• GIVEN PROBLEM
Read the material below and tally how many lines hold the word "fola", giving the number and nothing else.

• Recorded data
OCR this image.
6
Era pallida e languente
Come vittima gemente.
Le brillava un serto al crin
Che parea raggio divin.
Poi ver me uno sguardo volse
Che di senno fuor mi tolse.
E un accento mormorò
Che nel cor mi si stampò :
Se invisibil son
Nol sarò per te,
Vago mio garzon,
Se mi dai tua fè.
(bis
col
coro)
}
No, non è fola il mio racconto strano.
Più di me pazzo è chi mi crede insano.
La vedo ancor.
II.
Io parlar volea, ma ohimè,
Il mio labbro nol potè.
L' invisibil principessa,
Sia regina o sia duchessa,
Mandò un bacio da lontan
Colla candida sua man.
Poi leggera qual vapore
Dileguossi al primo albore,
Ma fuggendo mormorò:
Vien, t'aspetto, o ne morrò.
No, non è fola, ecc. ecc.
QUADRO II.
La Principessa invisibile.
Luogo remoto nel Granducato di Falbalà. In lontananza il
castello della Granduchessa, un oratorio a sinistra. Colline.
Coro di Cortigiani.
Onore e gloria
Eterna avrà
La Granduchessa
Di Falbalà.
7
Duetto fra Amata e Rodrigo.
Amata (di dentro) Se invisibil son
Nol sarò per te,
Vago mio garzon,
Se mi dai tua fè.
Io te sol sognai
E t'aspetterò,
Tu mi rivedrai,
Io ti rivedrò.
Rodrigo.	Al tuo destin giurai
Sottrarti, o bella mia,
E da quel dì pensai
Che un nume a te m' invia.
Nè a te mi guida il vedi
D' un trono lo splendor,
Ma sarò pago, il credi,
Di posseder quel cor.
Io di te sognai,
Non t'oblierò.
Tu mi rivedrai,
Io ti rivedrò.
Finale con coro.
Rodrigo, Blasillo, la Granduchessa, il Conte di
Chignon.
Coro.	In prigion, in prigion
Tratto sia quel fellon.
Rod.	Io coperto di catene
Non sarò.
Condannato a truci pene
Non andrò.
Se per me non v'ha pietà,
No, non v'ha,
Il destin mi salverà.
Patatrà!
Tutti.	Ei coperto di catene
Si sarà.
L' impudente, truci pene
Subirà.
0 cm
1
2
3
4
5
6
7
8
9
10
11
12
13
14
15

• SOLUTION TO THE PROBLEM
2